* **INFORMATION SHOWN**:
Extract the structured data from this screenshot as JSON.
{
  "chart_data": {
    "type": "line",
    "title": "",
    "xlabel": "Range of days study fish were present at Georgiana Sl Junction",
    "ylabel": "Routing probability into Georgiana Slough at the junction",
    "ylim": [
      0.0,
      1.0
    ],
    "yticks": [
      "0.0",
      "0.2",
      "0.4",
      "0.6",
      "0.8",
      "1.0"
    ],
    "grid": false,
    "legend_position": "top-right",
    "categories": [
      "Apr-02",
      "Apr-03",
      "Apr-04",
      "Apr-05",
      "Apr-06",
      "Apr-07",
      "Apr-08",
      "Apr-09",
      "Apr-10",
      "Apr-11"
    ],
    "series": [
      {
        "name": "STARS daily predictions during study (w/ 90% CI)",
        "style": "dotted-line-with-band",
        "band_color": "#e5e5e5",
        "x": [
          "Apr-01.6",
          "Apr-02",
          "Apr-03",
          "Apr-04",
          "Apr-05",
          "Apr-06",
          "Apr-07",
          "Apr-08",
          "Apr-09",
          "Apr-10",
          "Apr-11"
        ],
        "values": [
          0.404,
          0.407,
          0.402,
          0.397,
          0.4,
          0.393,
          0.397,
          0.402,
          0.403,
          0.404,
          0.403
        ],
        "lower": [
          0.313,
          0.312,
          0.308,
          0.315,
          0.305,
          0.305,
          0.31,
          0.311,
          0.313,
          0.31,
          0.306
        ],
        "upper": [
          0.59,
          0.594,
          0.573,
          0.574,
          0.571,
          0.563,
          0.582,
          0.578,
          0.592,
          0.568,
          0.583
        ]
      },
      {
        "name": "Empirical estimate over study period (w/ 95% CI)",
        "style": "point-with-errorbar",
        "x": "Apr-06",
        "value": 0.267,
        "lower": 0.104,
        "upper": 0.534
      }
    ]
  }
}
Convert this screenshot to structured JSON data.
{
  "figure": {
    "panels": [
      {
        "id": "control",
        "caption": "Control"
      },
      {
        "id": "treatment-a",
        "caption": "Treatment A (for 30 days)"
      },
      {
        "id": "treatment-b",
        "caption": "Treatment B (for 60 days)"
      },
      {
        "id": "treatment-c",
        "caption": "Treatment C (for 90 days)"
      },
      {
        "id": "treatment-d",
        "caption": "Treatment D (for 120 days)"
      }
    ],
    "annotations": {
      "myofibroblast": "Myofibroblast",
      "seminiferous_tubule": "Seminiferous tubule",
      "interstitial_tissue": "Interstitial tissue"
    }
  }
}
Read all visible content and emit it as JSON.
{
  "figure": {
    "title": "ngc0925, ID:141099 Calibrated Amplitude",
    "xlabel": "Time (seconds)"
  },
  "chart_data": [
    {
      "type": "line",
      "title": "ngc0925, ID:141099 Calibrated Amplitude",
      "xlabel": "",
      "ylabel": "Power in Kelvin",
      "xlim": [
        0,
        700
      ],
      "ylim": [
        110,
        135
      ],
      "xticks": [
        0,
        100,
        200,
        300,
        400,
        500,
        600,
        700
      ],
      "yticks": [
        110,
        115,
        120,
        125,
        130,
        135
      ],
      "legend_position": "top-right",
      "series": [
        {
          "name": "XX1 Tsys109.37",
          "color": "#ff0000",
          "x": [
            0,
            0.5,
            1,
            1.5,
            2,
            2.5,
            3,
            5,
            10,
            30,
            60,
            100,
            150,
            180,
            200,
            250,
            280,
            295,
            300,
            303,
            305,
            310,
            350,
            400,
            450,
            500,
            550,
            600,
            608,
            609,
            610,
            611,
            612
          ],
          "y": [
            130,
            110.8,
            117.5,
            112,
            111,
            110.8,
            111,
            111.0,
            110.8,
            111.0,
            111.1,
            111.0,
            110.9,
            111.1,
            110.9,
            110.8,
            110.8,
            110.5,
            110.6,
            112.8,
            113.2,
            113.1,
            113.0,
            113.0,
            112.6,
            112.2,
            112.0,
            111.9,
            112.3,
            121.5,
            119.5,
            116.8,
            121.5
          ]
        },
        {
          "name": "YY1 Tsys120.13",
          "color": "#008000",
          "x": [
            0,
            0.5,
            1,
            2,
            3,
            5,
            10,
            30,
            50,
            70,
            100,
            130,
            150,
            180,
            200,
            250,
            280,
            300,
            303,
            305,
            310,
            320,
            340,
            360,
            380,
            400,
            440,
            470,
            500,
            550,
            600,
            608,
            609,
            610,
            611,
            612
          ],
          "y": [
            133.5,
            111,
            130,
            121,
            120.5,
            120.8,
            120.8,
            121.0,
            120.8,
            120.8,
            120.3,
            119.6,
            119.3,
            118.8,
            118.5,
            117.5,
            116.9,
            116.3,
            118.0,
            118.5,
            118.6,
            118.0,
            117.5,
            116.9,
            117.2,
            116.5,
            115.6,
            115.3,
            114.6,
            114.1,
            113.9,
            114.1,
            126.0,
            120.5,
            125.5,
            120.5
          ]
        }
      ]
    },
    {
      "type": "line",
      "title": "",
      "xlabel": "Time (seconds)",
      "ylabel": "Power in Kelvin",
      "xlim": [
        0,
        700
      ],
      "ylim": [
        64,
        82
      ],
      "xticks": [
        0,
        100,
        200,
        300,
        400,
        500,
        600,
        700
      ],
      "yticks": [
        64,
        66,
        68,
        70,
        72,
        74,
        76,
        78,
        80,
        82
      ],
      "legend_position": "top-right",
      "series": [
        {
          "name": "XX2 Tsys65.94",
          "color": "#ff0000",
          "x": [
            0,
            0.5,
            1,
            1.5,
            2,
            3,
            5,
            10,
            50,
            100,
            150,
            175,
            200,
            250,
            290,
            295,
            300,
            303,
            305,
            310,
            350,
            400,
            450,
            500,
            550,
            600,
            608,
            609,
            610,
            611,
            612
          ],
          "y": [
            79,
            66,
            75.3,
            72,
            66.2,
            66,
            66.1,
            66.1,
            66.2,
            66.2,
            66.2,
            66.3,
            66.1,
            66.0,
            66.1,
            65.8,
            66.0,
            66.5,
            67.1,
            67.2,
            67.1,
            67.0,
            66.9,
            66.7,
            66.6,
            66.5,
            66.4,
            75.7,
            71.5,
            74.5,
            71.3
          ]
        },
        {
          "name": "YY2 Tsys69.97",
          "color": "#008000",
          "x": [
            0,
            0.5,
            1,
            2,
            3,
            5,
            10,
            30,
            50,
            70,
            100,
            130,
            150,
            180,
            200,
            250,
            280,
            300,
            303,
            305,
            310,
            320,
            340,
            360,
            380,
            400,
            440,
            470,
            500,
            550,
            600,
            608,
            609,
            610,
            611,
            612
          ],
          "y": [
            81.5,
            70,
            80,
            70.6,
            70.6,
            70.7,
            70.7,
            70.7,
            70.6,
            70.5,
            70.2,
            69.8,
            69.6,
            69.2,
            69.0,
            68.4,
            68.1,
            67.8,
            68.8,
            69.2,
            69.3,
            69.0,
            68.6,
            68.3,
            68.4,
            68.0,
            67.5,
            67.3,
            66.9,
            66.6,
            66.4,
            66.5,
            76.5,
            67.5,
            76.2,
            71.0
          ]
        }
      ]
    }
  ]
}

* **WRITTEN INSTRUCTION**:
Which lines hold the word "xlabel"? Copy every one of them.

* **ANSWER**:
    "xlabel": "Range of days study fish were present at Georgiana Sl Junction",
    "xlabel": "Time (seconds)"
      "xlabel": "",
      "xlabel": "Time (seconds)",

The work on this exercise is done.